Part of a data file:
:::

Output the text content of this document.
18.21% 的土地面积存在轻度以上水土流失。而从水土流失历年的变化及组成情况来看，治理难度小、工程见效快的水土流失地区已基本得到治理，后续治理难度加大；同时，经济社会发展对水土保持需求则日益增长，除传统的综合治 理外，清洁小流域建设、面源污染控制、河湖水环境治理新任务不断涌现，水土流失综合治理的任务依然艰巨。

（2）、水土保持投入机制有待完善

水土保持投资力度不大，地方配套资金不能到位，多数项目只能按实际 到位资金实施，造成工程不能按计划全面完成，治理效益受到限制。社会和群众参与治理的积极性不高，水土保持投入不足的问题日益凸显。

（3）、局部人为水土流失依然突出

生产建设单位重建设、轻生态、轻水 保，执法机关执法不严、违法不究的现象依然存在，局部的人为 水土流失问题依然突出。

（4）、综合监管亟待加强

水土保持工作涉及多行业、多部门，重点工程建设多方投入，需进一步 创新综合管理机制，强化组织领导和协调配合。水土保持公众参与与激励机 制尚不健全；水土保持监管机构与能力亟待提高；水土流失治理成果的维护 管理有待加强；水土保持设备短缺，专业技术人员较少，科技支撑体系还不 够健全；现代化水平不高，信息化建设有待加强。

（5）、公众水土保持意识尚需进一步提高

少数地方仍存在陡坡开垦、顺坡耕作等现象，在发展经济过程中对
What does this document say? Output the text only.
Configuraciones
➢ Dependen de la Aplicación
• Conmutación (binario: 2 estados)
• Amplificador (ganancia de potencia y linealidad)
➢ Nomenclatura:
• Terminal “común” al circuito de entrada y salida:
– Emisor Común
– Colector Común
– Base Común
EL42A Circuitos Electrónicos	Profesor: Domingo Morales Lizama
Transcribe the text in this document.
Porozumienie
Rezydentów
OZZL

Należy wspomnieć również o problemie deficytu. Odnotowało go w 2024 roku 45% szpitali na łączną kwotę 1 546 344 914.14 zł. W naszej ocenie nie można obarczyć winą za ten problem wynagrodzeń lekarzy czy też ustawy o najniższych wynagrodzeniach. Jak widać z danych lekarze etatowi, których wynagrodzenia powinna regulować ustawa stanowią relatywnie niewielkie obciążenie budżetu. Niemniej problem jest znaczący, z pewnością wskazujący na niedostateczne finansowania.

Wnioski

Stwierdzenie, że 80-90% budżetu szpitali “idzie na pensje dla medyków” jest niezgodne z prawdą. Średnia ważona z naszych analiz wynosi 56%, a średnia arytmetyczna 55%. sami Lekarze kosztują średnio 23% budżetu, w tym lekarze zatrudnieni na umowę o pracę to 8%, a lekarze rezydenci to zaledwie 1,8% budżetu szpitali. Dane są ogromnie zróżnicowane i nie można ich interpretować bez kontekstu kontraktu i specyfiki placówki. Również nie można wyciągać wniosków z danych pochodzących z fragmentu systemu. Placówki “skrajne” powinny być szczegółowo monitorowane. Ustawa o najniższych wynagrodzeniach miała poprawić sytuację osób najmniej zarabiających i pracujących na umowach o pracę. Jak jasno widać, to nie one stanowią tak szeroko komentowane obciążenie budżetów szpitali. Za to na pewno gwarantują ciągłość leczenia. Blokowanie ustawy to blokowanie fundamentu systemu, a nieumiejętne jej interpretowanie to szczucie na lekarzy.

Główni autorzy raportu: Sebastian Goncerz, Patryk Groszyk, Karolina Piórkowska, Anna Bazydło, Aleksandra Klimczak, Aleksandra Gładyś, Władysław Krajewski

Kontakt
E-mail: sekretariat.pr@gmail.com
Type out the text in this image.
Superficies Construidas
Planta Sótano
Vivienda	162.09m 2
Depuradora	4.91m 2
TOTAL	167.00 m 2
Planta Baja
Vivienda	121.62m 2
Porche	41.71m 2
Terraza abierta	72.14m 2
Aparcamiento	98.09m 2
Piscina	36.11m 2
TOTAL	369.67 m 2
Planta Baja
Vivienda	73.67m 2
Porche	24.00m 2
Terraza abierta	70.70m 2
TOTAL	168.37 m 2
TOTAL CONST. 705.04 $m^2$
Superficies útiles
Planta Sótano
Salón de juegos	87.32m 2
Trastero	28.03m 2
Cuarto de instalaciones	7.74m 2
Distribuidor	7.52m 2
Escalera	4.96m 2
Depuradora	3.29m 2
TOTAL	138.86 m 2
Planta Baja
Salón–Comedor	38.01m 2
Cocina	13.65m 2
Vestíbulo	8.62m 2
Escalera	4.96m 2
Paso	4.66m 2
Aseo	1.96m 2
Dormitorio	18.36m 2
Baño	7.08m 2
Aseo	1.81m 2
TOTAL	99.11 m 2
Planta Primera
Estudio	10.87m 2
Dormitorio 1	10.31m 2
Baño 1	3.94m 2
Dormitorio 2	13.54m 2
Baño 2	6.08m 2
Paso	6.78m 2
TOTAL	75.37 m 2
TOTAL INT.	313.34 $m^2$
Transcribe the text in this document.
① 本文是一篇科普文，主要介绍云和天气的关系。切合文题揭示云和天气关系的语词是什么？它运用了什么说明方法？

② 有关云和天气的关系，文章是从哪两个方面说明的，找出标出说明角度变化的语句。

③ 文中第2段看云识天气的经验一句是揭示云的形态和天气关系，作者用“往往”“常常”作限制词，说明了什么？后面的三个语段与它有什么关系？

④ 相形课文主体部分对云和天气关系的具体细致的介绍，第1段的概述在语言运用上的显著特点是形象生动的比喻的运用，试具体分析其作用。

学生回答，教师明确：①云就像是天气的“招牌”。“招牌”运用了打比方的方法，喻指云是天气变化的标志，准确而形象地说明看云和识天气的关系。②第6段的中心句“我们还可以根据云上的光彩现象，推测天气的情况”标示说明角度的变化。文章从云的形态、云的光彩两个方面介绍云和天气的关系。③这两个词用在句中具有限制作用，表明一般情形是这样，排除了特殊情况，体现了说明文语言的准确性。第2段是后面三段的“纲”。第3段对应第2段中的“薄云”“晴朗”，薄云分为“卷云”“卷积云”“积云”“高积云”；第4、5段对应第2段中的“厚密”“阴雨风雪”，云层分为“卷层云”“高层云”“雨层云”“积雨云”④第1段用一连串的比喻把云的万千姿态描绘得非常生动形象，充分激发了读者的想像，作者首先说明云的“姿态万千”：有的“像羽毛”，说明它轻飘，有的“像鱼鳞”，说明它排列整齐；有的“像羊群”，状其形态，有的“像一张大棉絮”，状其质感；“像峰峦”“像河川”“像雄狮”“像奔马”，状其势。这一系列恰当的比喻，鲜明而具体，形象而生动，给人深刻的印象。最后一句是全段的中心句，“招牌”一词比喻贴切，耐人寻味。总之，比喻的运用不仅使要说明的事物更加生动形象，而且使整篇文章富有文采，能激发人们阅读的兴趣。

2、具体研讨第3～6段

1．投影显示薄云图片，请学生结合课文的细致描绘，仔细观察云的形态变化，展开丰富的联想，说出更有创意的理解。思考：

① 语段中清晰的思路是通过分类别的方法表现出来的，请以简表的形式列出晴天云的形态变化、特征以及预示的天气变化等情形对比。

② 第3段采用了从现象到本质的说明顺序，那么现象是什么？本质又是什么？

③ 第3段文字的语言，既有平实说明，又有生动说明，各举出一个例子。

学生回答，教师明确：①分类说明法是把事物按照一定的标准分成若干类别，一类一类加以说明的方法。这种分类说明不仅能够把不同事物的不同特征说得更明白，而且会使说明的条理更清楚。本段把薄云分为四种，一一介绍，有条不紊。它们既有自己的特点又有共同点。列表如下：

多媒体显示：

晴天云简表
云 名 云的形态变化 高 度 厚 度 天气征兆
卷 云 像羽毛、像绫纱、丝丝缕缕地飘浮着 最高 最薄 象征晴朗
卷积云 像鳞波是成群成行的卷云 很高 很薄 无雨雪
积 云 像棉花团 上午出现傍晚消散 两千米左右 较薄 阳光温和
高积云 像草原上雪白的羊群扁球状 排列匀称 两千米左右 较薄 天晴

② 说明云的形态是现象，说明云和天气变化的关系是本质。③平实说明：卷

:::

Given task:
Check each line above for "Superficies" and return the ones that have it.

Written response:
Superficies Construidas
Superficies útiles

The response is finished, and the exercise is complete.